## Selected excerpt
If you are type 2, it should be fairly easy for you. Grow your plants under T5 High Output fixtures, outside or in a greenhouse. Outside only applies f you do not have many insects around. What you want is for the trap to be blasted constantly with light. So do not feed them, trigger the traps, or do anything to cease this barrier between the inside lobes and the light. The plant will eventually build large amounts of carbohydrates and then they will start to color up very fast. I've had King Henry's who have opened up traps that were already a nice shade of red. In about a week or maybe a few days less, the traps were deep blood red. Oddly enough, I've found my plants producing traps just as large as the ones who gorge themselves with flies, bees, and spiders outside.
The main factors you should take into consideration for the color of your flytrap
What medium it is growing in:
A medium with a low pH will produce much better coloration than one with a higher acidic pH
Personally, I use 100% Long Fibered Sphagnum Moss, which I deem as the superior growing medium.
How much light its receiving and how strong the light is:
If you live in Florida as opposed to California, your plants probably won't look as nice as the other guys.Reason being CA has more intense and stronger sunlight than FL, and also Florida rains all year as opposed to CA which usually only rains in the winter, where the plants don't mind it too much. So in a place like Florida, you can still get red traps, but it will take longer and the coloration will probably not be as intense.
Although, for growing, they do appreciate some cloudy days, as they can get stressed out when left under strong light for long periods of time. Believe it or not, they really aren't truly full sun plants.
Your Climate:
Optimal temperatures is usually in the cooler region for flytraps. When it get's too hot they seem not to get very red.
Also low humidity does not benefit them at all. This brings me to another subject:
Flytraps can live almost anywhere and thrive. But that doesn't mean they're in optimal conditions. You can have a beautiful plant in Texas outside but the plant would grow better where the temperatures were cooler and the humidity was higher. I know folks who think that high humidity isn't good for flytraps, but this is when they're in a terrarium or somewhere where the airflow isn't good. This leads to mold and other fungi.
Time of year:
After your plants have been "blasted" in the sun for a while and the year starts to end, you will likely have some nice Maroon and Burgundy traps. This method I use has colored up plants like 'Dentate Traps' to a blood red with a nice thick red band on the outer lobes of the traps, and even gets 'Justina Davis' a very obvious blush, rather than the light one it has. You will likely find the best coloration comes during the fall and winter, when they're dormant. If you have one of the warmer dormancies, your plant will be more colorful in the springtime than it would if you had a colder one. My plants retain their leaves during dormancy and they can still build up with more carbs.
Age of the plant:
For red plants like 'Green Dragon', they seem to be more colorful and produce more anthocyanin than their older counterparts.
I am in the process of completely redoing a test I did for all he mentioned factors. Pics to come.

## Exercise data
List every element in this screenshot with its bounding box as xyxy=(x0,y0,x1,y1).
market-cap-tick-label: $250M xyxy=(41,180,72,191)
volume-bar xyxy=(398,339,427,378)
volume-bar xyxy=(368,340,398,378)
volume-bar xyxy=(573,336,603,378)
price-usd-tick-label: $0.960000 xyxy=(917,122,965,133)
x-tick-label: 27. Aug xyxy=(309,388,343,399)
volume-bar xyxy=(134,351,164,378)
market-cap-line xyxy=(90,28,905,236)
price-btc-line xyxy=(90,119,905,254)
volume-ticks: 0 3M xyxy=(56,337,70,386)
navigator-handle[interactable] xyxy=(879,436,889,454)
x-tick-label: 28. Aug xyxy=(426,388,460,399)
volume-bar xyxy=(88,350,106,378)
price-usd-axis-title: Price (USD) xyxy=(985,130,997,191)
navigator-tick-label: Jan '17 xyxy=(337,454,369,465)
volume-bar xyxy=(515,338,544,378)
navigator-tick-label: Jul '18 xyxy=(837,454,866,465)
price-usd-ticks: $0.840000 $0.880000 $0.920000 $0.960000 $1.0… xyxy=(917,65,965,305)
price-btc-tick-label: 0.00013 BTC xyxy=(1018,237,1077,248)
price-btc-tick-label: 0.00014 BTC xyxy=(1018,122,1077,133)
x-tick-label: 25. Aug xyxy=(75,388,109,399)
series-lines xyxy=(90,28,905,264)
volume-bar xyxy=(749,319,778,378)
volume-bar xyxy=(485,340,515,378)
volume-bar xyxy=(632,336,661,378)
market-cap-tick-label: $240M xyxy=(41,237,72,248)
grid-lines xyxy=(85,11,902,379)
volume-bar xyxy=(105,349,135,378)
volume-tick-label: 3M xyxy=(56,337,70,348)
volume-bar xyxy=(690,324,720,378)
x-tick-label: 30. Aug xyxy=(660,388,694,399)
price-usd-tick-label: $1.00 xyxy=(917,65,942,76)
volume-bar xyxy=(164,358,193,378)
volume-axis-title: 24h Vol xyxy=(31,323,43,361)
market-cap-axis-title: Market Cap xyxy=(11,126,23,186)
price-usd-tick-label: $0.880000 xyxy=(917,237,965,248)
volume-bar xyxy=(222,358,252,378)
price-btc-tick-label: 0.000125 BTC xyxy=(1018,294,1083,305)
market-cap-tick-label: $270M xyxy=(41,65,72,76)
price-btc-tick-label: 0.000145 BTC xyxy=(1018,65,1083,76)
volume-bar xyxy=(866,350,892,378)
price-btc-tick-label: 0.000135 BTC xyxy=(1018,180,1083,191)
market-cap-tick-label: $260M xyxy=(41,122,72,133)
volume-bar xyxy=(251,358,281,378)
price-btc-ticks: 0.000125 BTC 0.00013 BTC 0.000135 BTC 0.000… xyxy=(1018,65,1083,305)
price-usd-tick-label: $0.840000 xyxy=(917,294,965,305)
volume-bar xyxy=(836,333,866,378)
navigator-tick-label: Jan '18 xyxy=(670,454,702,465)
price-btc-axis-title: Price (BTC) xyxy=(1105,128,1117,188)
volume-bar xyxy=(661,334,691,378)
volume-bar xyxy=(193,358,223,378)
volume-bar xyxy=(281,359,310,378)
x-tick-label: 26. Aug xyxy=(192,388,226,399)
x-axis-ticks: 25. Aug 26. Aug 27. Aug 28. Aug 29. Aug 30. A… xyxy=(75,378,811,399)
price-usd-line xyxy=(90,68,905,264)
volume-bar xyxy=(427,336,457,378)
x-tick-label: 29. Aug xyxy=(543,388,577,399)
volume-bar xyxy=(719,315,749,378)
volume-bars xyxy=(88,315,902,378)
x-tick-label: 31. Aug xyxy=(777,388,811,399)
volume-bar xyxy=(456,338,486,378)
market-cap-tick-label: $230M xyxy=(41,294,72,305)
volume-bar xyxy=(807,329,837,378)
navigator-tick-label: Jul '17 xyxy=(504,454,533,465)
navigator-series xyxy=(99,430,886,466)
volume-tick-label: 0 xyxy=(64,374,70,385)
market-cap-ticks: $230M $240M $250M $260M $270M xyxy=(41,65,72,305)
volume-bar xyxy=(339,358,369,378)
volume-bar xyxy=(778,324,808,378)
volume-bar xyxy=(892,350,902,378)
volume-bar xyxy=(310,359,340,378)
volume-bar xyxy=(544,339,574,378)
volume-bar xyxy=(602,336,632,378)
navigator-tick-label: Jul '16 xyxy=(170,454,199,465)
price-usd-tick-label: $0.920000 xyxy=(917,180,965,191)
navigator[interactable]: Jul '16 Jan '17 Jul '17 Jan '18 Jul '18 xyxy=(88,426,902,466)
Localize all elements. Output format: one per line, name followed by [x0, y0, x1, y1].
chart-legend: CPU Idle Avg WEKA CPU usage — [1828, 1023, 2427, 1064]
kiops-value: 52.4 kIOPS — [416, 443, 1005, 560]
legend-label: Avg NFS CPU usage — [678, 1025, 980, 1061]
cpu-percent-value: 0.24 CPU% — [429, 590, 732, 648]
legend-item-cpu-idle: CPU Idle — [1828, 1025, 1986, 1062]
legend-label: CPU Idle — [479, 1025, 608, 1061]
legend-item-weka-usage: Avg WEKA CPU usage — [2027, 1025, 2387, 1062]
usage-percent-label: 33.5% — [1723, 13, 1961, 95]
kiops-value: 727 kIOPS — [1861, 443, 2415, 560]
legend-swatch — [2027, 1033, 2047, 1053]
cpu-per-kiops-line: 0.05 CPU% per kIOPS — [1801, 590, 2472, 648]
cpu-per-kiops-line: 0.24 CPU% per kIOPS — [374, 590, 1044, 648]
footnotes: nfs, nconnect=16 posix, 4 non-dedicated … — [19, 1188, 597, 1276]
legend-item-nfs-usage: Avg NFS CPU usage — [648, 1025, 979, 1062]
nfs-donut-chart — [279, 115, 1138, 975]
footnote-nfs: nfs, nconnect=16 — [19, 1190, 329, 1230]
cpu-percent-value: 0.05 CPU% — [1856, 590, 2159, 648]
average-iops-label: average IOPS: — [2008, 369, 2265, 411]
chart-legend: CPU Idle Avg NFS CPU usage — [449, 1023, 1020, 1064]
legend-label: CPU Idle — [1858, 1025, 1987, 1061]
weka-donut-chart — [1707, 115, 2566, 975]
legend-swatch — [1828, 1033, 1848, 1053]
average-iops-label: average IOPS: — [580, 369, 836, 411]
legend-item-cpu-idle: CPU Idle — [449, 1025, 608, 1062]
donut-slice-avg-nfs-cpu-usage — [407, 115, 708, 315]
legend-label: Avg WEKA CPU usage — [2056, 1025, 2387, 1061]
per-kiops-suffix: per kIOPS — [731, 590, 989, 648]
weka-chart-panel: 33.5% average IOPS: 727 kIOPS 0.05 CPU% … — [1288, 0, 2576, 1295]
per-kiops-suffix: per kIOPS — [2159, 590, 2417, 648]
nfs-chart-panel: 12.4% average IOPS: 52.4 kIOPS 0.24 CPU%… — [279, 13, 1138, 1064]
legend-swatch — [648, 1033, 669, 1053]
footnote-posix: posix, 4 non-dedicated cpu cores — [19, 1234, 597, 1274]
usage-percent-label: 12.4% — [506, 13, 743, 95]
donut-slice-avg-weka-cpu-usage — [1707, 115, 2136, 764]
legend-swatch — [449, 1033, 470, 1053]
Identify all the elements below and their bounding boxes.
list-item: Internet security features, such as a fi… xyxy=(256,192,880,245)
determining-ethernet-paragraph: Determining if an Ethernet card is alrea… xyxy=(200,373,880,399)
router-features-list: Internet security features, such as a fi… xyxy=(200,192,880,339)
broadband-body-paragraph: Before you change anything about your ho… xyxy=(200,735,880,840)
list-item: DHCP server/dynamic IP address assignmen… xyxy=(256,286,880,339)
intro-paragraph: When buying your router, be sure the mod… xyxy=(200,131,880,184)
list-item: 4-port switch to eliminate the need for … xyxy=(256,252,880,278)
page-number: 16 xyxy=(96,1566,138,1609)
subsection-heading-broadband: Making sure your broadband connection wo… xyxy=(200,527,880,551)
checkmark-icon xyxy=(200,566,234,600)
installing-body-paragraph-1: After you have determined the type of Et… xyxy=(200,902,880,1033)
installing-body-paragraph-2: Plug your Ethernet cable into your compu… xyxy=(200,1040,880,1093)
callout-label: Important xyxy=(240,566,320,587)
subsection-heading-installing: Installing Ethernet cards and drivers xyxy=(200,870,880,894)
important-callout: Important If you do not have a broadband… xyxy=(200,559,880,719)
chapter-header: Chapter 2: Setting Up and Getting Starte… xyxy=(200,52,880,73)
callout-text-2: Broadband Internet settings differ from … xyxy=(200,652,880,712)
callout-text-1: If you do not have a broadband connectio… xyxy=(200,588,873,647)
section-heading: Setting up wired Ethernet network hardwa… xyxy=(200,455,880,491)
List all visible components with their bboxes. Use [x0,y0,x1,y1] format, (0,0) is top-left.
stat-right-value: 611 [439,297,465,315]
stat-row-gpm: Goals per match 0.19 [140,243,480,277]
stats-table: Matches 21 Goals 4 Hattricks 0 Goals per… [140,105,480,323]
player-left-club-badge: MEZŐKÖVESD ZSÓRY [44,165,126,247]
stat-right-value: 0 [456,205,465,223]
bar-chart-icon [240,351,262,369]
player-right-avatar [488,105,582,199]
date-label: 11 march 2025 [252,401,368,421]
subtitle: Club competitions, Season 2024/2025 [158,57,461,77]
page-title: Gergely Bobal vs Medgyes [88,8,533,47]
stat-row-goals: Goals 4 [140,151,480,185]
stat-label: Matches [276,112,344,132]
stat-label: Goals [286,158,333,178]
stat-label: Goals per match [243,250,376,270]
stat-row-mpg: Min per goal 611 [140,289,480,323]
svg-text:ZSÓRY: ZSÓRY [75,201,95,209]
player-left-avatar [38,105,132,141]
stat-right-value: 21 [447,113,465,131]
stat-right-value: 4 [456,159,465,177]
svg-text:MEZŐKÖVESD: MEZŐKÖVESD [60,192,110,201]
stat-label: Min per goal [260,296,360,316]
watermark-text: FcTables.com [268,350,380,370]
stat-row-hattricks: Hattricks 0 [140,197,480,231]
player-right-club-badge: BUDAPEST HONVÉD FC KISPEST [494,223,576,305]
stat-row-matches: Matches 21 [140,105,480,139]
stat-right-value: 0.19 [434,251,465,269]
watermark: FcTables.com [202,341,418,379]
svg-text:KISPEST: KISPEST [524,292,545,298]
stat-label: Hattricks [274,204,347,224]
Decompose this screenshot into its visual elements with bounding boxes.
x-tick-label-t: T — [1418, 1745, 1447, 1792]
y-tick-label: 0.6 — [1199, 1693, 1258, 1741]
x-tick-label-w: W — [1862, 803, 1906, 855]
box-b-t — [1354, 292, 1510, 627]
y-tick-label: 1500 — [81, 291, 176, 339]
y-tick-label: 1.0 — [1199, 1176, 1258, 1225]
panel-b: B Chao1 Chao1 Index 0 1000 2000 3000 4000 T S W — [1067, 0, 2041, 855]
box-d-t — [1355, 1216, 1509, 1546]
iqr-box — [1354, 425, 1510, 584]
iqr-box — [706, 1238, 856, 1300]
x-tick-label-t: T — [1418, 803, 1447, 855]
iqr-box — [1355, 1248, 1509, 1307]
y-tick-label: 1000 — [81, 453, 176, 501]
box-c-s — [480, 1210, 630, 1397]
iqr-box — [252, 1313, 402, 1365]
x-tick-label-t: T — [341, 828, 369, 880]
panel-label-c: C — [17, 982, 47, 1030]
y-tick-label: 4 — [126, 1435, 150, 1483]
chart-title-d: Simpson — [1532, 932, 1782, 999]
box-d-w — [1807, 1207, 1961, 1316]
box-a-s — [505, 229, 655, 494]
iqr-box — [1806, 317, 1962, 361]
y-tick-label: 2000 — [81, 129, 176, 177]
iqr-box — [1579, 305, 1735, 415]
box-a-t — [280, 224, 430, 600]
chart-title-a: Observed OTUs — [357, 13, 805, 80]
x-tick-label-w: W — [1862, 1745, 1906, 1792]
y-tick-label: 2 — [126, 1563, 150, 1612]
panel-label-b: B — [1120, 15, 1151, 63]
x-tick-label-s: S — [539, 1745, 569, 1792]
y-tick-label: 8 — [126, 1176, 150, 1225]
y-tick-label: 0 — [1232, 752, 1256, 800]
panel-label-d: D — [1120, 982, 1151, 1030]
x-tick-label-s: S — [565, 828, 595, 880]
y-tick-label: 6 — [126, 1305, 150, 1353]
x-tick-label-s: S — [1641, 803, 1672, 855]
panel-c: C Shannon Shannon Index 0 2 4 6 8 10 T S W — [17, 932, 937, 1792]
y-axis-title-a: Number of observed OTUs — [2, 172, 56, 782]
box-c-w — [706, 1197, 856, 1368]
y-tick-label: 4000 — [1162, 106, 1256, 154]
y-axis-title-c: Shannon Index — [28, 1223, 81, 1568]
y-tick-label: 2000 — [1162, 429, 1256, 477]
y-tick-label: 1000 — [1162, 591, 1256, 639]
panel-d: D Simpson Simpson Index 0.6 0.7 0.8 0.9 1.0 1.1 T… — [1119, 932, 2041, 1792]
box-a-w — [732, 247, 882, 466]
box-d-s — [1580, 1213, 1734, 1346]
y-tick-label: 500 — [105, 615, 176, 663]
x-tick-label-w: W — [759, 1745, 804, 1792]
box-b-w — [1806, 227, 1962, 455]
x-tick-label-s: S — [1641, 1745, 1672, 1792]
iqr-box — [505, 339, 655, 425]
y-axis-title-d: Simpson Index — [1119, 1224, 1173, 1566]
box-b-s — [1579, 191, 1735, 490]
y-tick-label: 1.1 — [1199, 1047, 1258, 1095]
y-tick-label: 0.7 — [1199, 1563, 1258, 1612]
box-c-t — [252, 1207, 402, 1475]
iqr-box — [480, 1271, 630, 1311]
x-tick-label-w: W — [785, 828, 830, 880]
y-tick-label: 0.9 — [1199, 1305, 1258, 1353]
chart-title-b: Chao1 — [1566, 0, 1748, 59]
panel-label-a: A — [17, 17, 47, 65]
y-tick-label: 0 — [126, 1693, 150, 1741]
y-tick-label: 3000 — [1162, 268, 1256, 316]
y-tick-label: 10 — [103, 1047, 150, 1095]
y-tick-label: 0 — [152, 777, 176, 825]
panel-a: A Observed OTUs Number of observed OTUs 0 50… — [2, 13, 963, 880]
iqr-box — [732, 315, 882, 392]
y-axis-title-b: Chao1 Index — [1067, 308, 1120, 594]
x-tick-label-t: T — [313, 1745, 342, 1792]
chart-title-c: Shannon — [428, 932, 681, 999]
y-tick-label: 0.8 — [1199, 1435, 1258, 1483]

## Instructions for the task
Transcribe the flytrap coloration text, starting with "If you are type" and going on through "and spiders outside.". Work only from the flytrap coloration text, not the records.

## Result of the task
If you are type 2, it should be fairly easy for you. Grow your plants under T5 High Output fixtures, outside or in a greenhouse. Outside only applies f you do not have many insects around. What you want is for the trap to be blasted constantly with light. So do not feed them, trigger the traps, or do anything to cease this barrier between the inside lobes and the light. The plant will eventually build large amounts of carbohydrates and then they will start to color up very fast. I've had King Henry's who have opened up traps that were already a nice shade of red. In about a week or maybe a few days less, the traps were deep blood red. Oddly enough, I've found my plants producing traps just as large as the ones who gorge themselves with flies, bees, and spiders outside.